# Work instructions
Print out the material that follows word for word.

# Input
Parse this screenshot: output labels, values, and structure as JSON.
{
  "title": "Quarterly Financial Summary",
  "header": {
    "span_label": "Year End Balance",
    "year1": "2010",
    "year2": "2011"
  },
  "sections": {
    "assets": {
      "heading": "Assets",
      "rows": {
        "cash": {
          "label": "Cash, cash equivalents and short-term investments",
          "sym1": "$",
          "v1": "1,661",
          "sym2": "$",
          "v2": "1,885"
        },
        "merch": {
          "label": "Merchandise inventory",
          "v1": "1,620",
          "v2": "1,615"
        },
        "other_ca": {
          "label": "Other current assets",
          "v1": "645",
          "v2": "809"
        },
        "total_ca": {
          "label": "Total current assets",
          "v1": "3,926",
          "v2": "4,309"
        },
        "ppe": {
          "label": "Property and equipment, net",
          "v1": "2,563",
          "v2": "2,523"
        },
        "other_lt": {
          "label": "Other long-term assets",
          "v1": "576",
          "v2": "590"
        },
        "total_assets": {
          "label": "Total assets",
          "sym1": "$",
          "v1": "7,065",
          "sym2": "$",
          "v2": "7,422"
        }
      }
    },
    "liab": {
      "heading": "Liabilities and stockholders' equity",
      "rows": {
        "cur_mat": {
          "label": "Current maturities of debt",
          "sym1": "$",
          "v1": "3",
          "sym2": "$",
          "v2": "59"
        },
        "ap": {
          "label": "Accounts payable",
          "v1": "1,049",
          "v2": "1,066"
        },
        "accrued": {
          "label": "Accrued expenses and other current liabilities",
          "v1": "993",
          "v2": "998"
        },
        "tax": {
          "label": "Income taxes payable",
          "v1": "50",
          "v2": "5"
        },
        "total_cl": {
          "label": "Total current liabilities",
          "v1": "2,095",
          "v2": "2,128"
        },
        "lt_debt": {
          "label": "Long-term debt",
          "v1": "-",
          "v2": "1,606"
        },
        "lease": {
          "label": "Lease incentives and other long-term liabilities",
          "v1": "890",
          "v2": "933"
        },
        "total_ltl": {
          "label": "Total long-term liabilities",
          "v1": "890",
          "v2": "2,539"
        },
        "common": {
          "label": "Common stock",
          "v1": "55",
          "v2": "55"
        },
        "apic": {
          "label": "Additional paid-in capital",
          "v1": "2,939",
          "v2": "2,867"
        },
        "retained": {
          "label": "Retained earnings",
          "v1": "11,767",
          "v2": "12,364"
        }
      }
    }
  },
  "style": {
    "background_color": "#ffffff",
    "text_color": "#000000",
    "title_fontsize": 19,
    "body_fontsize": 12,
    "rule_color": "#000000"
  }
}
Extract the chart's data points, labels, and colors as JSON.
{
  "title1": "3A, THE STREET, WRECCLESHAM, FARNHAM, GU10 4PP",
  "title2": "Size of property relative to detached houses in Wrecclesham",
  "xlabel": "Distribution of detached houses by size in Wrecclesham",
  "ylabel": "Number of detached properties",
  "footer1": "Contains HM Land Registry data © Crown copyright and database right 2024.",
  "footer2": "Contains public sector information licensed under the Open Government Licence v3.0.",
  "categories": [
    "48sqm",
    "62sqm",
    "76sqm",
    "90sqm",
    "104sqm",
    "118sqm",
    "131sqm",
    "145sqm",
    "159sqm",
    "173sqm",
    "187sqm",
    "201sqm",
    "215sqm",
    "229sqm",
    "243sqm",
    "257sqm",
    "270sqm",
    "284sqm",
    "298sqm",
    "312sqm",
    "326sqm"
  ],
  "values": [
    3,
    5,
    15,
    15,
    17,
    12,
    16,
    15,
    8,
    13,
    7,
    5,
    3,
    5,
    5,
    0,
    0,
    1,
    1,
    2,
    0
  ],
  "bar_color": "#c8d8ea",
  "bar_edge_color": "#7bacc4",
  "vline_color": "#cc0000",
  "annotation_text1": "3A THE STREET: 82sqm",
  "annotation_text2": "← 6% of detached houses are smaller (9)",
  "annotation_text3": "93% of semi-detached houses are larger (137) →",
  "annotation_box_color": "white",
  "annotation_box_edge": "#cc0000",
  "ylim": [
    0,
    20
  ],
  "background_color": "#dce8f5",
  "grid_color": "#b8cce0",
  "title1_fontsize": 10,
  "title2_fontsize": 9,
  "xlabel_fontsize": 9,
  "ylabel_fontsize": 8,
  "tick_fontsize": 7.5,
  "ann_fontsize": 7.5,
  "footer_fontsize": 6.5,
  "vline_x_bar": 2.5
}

# Written solution
Parse this screenshot: output labels, values, and structure as JSON.
{
  "title": "Quarterly Financial Summary",
  "header": {
    "span_label": "Year End Balance",
    "year1": "2010",
    "year2": "2011"
  },
  "sections": {
    "assets": {
      "heading": "Assets",
      "rows": {
        "cash": {
          "label": "Cash, cash equivalents and short-term investments",
          "sym1": "$",
          "v1": "1,661",
          "sym2": "$",
          "v2": "1,885"
        },
        "merch": {
          "label": "Merchandise inventory",
          "v1": "1,620",
          "v2": "1,615"
        },
        "other_ca": {
          "label": "Other current assets",
          "v1": "645",
          "v2": "809"
        },
        "total_ca": {
          "label": "Total current assets",
          "v1": "3,926",
          "v2": "4,309"
        },
        "ppe": {
          "label": "Property and equipment, net",
          "v1": "2,563",
          "v2": "2,523"
        },
        "other_lt": {
          "label": "Other long-term assets",
          "v1": "576",
          "v2": "590"
        },
        "total_assets": {
          "label": "Total assets",
          "sym1": "$",
          "v1": "7,065",
          "sym2": "$",
          "v2": "7,422"
        }
      }
    },
    "liab": {
      "heading": "Liabilities and stockholders' equity",
      "rows": {
        "cur_mat": {
          "label": "Current maturities of debt",
          "sym1": "$",
          "v1": "3",
          "sym2": "$",
          "v2": "59"
        },
        "ap": {
          "label": "Accounts payable",
          "v1": "1,049",
          "v2": "1,066"
        },
        "accrued": {
          "label": "Accrued expenses and other current liabilities",
          "v1": "993",
          "v2": "998"
        },
        "tax": {
          "label": "Income taxes payable",
          "v1": "50",
          "v2": "5"
        },
        "total_cl": {
          "label": "Total current liabilities",
          "v1": "2,095",
          "v2": "2,128"
        },
        "lt_debt": {
          "label": "Long-term debt",
          "v1": "-",
          "v2": "1,606"
        },
        "lease": {
          "label": "Lease incentives and other long-term liabilities",
          "v1": "890",
          "v2": "933"
        },
        "total_ltl": {
          "label": "Total long-term liabilities",
          "v1": "890",
          "v2": "2,539"
        },
        "common": {
          "label": "Common stock",
          "v1": "55",
          "v2": "55"
        },
        "apic": {
          "label": "Additional paid-in capital",
          "v1": "2,939",
          "v2": "2,867"
        },
        "retained": {
          "label": "Retained earnings",
          "v1": "11,767",
          "v2": "12,364"
        }
      }
    }
  },
  "style": {
    "background_color": "#ffffff",
    "text_color": "#000000",
    "title_fontsize": 19,
    "body_fontsize": 12,
    "rule_color": "#000000"
  }
}
Extract the chart's data points, labels, and colors as JSON.
{
  "title1": "3A, THE STREET, WRECCLESHAM, FARNHAM, GU10 4PP",
  "title2": "Size of property relative to detached houses in Wrecclesham",
  "xlabel": "Distribution of detached houses by size in Wrecclesham",
  "ylabel": "Number of detached properties",
  "footer1": "Contains HM Land Registry data © Crown copyright and database right 2024.",
  "footer2": "Contains public sector information licensed under the Open Government Licence v3.0.",
  "categories": [
    "48sqm",
    "62sqm",
    "76sqm",
    "90sqm",
    "104sqm",
    "118sqm",
    "131sqm",
    "145sqm",
    "159sqm",
    "173sqm",
    "187sqm",
    "201sqm",
    "215sqm",
    "229sqm",
    "243sqm",
    "257sqm",
    "270sqm",
    "284sqm",
    "298sqm",
    "312sqm",
    "326sqm"
  ],
  "values": [
    3,
    5,
    15,
    15,
    17,
    12,
    16,
    15,
    8,
    13,
    7,
    5,
    3,
    5,
    5,
    0,
    0,
    1,
    1,
    2,
    0
  ],
  "bar_color": "#c8d8ea",
  "bar_edge_color": "#7bacc4",
  "vline_color": "#cc0000",
  "annotation_text1": "3A THE STREET: 82sqm",
  "annotation_text2": "← 6% of detached houses are smaller (9)",
  "annotation_text3": "93% of semi-detached houses are larger (137) →",
  "annotation_box_color": "white",
  "annotation_box_edge": "#cc0000",
  "ylim": [
    0,
    20
  ],
  "background_color": "#dce8f5",
  "grid_color": "#b8cce0",
  "title1_fontsize": 10,
  "title2_fontsize": 9,
  "xlabel_fontsize": 9,
  "ylabel_fontsize": 8,
  "tick_fontsize": 7.5,
  "ann_fontsize": 7.5,
  "footer_fontsize": 6.5,
  "vline_x_bar": 2.5
}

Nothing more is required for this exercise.